Goal: Work out the number of lines with the word "pozwolenia" in the material below, then reply with that number only.

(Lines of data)
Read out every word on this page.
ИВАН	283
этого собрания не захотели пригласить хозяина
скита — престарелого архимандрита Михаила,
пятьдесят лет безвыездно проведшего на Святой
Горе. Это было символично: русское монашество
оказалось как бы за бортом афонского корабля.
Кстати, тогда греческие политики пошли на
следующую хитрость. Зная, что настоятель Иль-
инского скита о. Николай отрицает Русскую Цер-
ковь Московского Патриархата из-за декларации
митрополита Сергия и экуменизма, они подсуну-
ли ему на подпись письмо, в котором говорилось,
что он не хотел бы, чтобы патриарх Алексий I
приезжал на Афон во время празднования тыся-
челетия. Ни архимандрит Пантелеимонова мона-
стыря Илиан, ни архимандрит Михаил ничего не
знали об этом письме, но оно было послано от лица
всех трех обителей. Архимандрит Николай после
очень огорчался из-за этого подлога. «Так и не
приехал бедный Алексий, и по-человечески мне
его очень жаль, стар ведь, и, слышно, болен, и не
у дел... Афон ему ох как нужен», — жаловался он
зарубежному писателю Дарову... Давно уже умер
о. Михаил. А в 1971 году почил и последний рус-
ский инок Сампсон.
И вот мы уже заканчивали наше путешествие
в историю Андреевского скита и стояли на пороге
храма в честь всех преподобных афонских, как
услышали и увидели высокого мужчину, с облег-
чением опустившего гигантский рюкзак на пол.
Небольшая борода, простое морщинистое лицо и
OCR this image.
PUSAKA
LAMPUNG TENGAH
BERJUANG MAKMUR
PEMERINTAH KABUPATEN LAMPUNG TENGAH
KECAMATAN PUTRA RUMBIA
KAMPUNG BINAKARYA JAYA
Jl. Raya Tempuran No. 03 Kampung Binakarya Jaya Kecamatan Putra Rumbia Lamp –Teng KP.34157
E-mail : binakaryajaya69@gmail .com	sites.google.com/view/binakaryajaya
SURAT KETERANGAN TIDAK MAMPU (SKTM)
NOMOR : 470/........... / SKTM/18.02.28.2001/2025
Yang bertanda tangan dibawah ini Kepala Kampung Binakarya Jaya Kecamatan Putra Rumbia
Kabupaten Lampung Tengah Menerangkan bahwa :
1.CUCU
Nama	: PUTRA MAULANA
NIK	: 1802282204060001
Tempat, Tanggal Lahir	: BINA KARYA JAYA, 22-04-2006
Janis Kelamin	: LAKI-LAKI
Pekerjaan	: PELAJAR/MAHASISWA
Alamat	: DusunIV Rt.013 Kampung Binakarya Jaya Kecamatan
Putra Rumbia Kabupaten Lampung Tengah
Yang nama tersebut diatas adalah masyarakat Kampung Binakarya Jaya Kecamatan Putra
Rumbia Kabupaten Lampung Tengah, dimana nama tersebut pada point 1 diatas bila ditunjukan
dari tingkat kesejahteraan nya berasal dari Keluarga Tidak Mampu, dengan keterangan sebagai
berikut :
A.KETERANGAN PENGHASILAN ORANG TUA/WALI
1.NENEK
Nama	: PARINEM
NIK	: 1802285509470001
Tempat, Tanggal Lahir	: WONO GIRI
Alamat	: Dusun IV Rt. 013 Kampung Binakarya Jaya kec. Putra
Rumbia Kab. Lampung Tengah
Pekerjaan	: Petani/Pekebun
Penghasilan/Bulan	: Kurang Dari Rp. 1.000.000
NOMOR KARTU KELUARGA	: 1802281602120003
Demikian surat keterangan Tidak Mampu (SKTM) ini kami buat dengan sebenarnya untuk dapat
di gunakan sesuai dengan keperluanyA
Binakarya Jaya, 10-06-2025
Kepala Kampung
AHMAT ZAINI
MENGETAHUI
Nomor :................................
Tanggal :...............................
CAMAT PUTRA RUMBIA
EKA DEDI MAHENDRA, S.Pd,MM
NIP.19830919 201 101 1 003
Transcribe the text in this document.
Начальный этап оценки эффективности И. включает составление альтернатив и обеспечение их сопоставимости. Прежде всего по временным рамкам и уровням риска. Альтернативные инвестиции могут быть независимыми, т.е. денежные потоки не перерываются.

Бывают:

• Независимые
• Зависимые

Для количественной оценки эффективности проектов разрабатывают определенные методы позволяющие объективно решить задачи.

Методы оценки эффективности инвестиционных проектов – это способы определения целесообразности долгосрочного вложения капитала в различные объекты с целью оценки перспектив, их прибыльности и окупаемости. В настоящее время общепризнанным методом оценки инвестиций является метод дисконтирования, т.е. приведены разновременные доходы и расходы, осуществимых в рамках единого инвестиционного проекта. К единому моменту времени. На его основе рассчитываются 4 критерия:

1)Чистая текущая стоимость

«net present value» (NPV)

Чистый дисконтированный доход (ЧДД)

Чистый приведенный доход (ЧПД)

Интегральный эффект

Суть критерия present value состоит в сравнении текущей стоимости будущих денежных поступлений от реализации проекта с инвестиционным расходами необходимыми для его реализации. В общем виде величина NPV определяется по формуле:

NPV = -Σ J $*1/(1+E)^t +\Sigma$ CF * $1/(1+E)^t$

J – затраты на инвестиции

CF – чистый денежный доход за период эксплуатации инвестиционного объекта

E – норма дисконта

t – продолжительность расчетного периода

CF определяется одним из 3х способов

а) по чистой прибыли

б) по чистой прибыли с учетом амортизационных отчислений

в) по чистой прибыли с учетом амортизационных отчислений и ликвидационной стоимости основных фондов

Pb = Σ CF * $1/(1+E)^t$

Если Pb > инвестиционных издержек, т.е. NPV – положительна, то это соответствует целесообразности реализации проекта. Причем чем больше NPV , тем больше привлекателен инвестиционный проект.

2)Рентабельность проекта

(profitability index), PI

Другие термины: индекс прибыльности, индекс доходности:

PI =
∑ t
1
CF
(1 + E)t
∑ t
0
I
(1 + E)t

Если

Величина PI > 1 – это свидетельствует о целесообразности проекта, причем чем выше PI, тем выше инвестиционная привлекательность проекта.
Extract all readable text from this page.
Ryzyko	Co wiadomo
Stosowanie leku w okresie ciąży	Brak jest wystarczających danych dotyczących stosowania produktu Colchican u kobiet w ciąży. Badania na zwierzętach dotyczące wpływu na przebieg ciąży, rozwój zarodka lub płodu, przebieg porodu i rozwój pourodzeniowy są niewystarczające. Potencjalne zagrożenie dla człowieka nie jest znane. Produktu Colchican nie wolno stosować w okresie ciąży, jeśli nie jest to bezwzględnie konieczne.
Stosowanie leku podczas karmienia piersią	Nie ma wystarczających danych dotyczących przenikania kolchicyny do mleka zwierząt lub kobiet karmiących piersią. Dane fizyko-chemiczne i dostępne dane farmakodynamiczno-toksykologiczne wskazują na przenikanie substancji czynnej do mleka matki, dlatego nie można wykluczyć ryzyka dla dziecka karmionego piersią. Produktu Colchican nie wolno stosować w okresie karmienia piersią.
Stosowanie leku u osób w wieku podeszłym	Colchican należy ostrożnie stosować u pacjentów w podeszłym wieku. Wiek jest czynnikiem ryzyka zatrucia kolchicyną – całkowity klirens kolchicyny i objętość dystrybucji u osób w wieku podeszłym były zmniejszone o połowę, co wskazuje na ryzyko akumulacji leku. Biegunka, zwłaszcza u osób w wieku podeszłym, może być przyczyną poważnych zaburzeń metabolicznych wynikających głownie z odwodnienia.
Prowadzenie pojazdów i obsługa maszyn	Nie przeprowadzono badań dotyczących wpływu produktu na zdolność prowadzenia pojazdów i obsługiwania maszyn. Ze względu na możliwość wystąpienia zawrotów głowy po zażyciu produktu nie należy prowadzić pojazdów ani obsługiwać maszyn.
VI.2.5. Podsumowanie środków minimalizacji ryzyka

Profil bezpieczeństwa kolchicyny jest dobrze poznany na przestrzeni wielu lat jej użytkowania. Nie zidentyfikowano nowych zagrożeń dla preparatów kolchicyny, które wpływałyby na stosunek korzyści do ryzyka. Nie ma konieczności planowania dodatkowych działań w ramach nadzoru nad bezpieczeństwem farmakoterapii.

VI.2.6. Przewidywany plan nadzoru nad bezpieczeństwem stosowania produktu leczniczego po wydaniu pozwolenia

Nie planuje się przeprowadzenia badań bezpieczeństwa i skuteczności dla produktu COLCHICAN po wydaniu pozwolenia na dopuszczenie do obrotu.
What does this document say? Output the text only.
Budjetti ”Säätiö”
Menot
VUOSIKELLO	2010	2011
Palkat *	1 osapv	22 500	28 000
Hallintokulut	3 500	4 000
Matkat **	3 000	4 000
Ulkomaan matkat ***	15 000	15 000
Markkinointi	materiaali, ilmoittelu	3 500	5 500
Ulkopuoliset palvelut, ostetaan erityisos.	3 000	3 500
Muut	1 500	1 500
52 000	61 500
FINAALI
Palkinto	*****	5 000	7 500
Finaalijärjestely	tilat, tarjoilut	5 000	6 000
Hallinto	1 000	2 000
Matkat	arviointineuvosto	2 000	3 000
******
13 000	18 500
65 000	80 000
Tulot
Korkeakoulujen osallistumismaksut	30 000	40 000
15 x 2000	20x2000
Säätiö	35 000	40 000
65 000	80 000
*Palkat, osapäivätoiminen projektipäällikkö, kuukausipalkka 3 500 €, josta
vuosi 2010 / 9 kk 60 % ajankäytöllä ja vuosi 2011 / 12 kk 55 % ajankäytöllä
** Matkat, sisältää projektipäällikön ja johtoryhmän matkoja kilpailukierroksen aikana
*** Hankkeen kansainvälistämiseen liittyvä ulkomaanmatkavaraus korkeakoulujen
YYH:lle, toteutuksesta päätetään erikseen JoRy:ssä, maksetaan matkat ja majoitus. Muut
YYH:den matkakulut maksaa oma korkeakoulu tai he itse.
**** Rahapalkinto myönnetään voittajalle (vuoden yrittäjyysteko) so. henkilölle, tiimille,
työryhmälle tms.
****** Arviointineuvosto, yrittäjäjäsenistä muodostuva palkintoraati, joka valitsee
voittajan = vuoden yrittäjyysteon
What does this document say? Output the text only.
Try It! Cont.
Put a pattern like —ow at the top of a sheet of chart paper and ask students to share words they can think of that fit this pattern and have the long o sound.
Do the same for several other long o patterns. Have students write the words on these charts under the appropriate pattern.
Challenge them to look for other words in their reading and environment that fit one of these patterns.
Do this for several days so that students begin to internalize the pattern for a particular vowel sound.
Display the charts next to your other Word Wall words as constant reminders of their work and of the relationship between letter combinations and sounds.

Solution for this task: 2